Task description. The records should be repeated word for word, pictures excluded.

Dataset rows.
* BEGIN *

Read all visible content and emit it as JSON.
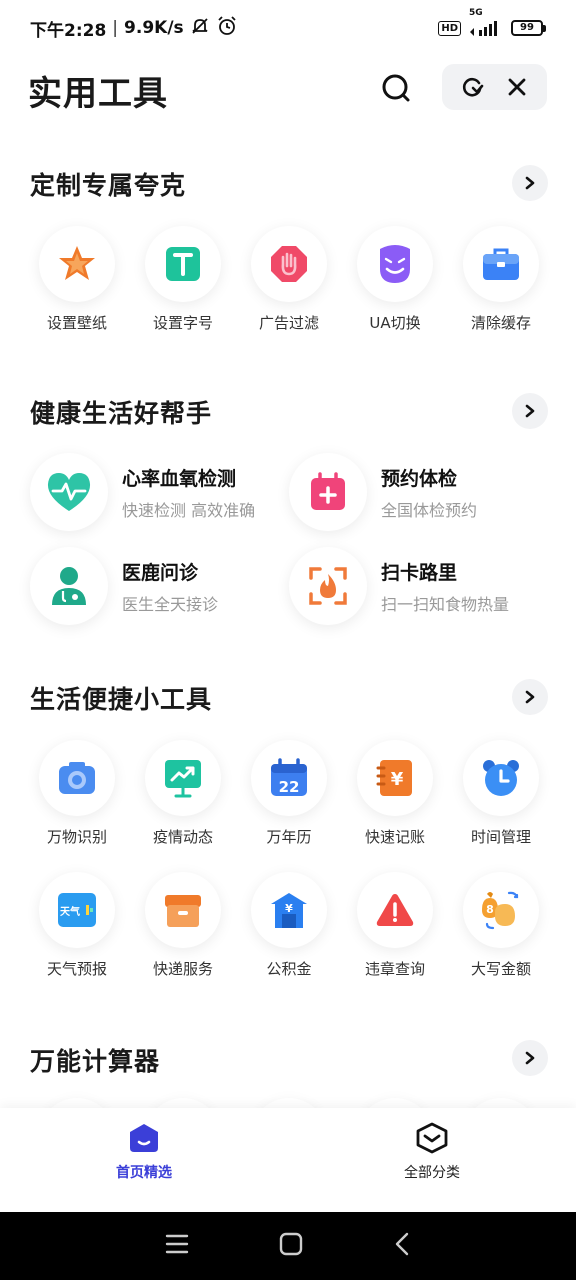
{
  "status_bar": {
    "time": "下午2:28",
    "speed": "9.9K/s",
    "hd": "HD",
    "network": "5G",
    "battery": "99"
  },
  "header": {
    "title": "实用工具"
  },
  "sections": {
    "custom": {
      "title": "定制专属夸克",
      "items": [
        {
          "label": "设置壁纸",
          "icon": "wallpaper-star-icon",
          "color": "#f07a2a"
        },
        {
          "label": "设置字号",
          "icon": "font-size-icon",
          "color": "#1ec39b"
        },
        {
          "label": "广告过滤",
          "icon": "ad-block-hand-icon",
          "color": "#f04a68"
        },
        {
          "label": "UA切换",
          "icon": "ua-switch-face-icon",
          "color": "#8b5cf6"
        },
        {
          "label": "清除缓存",
          "icon": "clear-cache-briefcase-icon",
          "color": "#3b82f6"
        }
      ]
    },
    "health": {
      "title": "健康生活好帮手",
      "items": [
        {
          "title": "心率血氧检测",
          "subtitle": "快速检测 高效准确",
          "icon": "heart-rate-icon",
          "color": "#2ec4a6"
        },
        {
          "title": "预约体检",
          "subtitle": "全国体检预约",
          "icon": "calendar-plus-icon",
          "color": "#f0447a"
        },
        {
          "title": "医鹿问诊",
          "subtitle": "医生全天接诊",
          "icon": "doctor-icon",
          "color": "#1fa98a"
        },
        {
          "title": "扫卡路里",
          "subtitle": "扫一扫知食物热量",
          "icon": "scan-flame-icon",
          "color": "#f07a3a"
        }
      ]
    },
    "life": {
      "title": "生活便捷小工具",
      "row1": [
        {
          "label": "万物识别",
          "icon": "camera-icon",
          "color": "#4a8cf0"
        },
        {
          "label": "疫情动态",
          "icon": "trend-monitor-icon",
          "color": "#1ec3a0"
        },
        {
          "label": "万年历",
          "icon": "calendar-22-icon",
          "color": "#3d7ff0",
          "badge": "22"
        },
        {
          "label": "快速记账",
          "icon": "ledger-yen-icon",
          "color": "#f07a2a",
          "badge": "¥"
        },
        {
          "label": "时间管理",
          "icon": "alarm-clock-icon",
          "color": "#3b8ff5"
        }
      ],
      "row2": [
        {
          "label": "天气预报",
          "icon": "weather-card-icon",
          "color": "#2a9cf0",
          "badge": "天气"
        },
        {
          "label": "快递服务",
          "icon": "parcel-box-icon",
          "color": "#f5a05a"
        },
        {
          "label": "公积金",
          "icon": "housing-fund-icon",
          "color": "#2a7ff0",
          "badge": "¥"
        },
        {
          "label": "违章查询",
          "icon": "warning-triangle-icon",
          "color": "#f04848"
        },
        {
          "label": "大写金额",
          "icon": "money-bag-icon",
          "color": "#f5a030",
          "badge": "8"
        }
      ]
    },
    "calculator": {
      "title": "万能计算器"
    }
  },
  "bottom_nav": {
    "home_label": "首页精选",
    "all_label": "全部分类",
    "active_color": "#3b3fd8"
  }
}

* END *

In response.
Read all visible content and emit it as JSON.
{
  "status_bar": {
    "time": "下午2:28",
    "speed": "9.9K/s",
    "hd": "HD",
    "network": "5G",
    "battery": "99"
  },
  "header": {
    "title": "实用工具"
  },
  "sections": {
    "custom": {
      "title": "定制专属夸克",
      "items": [
        {
          "label": "设置壁纸",
          "icon": "wallpaper-star-icon",
          "color": "#f07a2a"
        },
        {
          "label": "设置字号",
          "icon": "font-size-icon",
          "color": "#1ec39b"
        },
        {
          "label": "广告过滤",
          "icon": "ad-block-hand-icon",
          "color": "#f04a68"
        },
        {
          "label": "UA切换",
          "icon": "ua-switch-face-icon",
          "color": "#8b5cf6"
        },
        {
          "label": "清除缓存",
          "icon": "clear-cache-briefcase-icon",
          "color": "#3b82f6"
        }
      ]
    },
    "health": {
      "title": "健康生活好帮手",
      "items": [
        {
          "title": "心率血氧检测",
          "subtitle": "快速检测 高效准确",
          "icon": "heart-rate-icon",
          "color": "#2ec4a6"
        },
        {
          "title": "预约体检",
          "subtitle": "全国体检预约",
          "icon": "calendar-plus-icon",
          "color": "#f0447a"
        },
        {
          "title": "医鹿问诊",
          "subtitle": "医生全天接诊",
          "icon": "doctor-icon",
          "color": "#1fa98a"
        },
        {
          "title": "扫卡路里",
          "subtitle": "扫一扫知食物热量",
          "icon": "scan-flame-icon",
          "color": "#f07a3a"
        }
      ]
    },
    "life": {
      "title": "生活便捷小工具",
      "row1": [
        {
          "label": "万物识别",
          "icon": "camera-icon",
          "color": "#4a8cf0"
        },
        {
          "label": "疫情动态",
          "icon": "trend-monitor-icon",
          "color": "#1ec3a0"
        },
        {
          "label": "万年历",
          "icon": "calendar-22-icon",
          "color": "#3d7ff0",
          "badge": "22"
        },
        {
          "label": "快速记账",
          "icon": "ledger-yen-icon",
          "color": "#f07a2a",
          "badge": "¥"
        },
        {
          "label": "时间管理",
          "icon": "alarm-clock-icon",
          "color": "#3b8ff5"
        }
      ],
      "row2": [
        {
          "label": "天气预报",
          "icon": "weather-card-icon",
          "color": "#2a9cf0",
          "badge": "天气"
        },
        {
          "label": "快递服务",
          "icon": "parcel-box-icon",
          "color": "#f5a05a"
        },
        {
          "label": "公积金",
          "icon": "housing-fund-icon",
          "color": "#2a7ff0",
          "badge": "¥"
        },
        {
          "label": "违章查询",
          "icon": "warning-triangle-icon",
          "color": "#f04848"
        },
        {
          "label": "大写金额",
          "icon": "money-bag-icon",
          "color": "#f5a030",
          "badge": "8"
        }
      ]
    },
    "calculator": {
      "title": "万能计算器"
    }
  },
  "bottom_nav": {
    "home_label": "首页精选",
    "all_label": "全部分类",
    "active_color": "#3b3fd8"
  }
}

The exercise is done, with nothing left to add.